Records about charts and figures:

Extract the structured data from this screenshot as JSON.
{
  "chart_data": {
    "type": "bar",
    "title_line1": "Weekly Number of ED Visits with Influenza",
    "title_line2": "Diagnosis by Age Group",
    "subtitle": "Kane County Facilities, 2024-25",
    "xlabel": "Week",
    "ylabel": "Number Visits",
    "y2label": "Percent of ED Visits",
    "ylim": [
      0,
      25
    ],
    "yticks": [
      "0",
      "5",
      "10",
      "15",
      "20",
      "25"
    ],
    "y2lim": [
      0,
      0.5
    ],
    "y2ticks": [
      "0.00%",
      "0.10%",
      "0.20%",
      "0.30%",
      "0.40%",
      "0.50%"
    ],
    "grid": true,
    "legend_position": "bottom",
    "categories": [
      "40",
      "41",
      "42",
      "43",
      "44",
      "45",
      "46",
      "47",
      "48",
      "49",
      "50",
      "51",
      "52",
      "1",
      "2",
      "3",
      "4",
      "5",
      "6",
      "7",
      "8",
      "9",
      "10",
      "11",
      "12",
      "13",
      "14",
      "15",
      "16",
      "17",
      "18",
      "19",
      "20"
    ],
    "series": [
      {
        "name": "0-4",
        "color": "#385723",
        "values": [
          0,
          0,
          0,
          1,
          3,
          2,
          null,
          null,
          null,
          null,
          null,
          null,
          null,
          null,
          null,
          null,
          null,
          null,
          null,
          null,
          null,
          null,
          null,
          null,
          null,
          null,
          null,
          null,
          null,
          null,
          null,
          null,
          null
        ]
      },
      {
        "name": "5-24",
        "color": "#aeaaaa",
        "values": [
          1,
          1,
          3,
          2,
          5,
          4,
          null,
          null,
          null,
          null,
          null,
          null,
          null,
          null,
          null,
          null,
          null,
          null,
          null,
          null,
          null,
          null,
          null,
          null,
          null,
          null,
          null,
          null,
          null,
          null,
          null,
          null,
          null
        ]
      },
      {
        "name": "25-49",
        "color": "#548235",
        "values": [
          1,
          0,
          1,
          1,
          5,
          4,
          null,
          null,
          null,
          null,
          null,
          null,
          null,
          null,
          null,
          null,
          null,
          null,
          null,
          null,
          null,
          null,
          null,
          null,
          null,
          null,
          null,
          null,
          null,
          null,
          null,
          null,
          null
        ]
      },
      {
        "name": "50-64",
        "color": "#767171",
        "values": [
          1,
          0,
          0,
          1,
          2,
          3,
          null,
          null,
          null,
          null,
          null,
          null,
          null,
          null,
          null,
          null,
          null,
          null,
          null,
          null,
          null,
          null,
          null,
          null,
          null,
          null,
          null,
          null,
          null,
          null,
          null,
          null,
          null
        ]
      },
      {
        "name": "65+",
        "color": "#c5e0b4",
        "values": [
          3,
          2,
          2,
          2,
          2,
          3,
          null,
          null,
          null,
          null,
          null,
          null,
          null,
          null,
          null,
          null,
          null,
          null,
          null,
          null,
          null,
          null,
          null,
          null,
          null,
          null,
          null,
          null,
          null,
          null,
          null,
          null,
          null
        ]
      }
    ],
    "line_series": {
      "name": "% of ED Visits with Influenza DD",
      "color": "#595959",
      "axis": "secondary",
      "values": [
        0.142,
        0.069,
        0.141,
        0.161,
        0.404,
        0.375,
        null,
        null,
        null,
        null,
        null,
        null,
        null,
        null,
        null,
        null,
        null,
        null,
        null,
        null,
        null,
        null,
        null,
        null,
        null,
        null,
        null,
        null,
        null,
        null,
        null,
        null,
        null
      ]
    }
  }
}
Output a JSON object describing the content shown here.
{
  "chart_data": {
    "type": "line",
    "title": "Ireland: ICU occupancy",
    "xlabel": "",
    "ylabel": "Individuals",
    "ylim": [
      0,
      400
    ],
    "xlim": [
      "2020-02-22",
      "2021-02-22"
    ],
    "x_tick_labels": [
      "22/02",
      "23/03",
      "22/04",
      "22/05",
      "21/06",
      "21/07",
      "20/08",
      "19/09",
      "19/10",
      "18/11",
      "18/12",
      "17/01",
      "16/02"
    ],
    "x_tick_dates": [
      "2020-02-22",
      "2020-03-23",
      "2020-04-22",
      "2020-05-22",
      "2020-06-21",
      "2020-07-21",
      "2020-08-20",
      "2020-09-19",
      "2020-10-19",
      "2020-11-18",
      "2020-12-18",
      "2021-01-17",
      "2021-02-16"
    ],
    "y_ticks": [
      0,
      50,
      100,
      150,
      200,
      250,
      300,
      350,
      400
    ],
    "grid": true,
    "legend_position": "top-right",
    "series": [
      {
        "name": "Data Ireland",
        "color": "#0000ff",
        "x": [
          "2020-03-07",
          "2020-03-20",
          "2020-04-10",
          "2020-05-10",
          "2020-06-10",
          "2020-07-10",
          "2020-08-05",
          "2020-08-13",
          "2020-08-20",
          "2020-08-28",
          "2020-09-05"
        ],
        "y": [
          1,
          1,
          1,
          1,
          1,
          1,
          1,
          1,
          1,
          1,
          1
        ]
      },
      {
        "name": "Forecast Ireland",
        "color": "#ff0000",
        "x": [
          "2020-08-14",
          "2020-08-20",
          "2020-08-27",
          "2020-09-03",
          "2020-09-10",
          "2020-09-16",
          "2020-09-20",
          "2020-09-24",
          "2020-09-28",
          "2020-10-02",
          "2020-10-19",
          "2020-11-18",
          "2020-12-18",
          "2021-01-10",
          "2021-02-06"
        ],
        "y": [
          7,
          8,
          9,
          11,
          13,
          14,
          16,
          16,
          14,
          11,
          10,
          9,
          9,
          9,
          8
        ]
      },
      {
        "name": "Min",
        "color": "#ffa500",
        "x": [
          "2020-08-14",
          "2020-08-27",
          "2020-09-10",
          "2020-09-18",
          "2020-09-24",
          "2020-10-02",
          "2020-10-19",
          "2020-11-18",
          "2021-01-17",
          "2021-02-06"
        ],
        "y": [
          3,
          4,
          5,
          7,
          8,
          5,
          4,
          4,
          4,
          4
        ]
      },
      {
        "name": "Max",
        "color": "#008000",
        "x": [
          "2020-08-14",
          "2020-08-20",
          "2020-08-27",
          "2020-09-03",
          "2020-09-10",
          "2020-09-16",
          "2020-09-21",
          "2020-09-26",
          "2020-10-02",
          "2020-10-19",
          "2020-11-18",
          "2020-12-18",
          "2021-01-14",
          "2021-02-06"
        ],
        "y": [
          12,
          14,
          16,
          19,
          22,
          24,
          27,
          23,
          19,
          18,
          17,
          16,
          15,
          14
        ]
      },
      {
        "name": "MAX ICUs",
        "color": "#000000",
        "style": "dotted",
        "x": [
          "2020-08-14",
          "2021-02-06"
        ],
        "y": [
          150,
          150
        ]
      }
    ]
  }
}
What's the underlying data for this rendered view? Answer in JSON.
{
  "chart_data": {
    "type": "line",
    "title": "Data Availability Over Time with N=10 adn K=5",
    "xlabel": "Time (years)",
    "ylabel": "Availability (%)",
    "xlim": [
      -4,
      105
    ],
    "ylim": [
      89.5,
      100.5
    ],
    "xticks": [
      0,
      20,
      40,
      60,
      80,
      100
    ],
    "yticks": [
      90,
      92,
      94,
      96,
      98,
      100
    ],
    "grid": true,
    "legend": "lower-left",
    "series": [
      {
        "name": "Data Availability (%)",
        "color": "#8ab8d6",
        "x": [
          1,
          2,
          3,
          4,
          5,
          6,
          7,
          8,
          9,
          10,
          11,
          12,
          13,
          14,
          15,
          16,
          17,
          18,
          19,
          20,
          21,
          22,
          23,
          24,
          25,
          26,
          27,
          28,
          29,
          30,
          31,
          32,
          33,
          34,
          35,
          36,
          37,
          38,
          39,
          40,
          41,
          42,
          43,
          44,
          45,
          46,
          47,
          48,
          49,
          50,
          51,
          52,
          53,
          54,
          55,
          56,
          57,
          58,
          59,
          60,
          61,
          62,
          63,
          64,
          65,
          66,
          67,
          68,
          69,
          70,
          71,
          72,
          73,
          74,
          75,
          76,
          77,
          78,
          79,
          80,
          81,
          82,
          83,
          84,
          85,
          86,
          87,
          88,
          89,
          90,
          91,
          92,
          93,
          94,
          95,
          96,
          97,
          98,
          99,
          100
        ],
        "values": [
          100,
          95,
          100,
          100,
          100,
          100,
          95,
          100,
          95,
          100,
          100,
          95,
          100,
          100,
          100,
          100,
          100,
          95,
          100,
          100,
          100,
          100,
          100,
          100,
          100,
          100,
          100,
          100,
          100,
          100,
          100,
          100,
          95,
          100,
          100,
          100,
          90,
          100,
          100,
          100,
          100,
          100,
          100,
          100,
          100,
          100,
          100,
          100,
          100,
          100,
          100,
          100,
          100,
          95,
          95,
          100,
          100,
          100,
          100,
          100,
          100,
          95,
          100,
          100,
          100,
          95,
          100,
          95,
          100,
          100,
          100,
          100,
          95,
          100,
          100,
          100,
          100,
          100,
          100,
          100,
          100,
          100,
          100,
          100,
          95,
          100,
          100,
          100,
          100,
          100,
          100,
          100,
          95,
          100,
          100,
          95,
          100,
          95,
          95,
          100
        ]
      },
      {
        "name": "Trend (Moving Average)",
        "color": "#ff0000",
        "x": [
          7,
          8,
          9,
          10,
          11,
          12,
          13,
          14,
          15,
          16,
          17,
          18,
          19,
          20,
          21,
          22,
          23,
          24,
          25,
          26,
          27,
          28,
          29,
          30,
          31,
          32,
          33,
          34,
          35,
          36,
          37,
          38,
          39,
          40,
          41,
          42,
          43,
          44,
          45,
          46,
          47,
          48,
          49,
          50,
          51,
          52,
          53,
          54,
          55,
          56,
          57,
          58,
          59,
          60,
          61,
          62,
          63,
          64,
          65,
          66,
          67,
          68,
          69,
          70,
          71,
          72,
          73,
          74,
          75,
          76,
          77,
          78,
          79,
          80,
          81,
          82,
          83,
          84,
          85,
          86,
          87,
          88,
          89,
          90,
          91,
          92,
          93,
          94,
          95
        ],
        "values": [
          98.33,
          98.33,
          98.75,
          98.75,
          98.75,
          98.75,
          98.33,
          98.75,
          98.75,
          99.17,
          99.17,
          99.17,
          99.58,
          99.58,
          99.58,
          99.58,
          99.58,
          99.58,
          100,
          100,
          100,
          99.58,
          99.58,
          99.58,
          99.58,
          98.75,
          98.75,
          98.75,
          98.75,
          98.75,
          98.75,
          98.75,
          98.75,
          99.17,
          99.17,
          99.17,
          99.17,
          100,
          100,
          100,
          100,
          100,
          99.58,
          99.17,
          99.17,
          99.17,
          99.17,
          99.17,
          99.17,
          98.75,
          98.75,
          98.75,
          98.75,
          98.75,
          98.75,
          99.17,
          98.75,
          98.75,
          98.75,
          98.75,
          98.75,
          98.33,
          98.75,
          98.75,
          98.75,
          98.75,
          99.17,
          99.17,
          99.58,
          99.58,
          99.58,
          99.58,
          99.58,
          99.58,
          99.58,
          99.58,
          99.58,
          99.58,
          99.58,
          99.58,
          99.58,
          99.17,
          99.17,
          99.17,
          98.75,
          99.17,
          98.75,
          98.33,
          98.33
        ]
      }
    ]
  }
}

### EXERCISE
Filter the records above for lines containing the word "Number", and copy those lines.

### REPLY
    "title_line1": "Weekly Number of ED Visits with Influenza",
    "ylabel": "Number Visits",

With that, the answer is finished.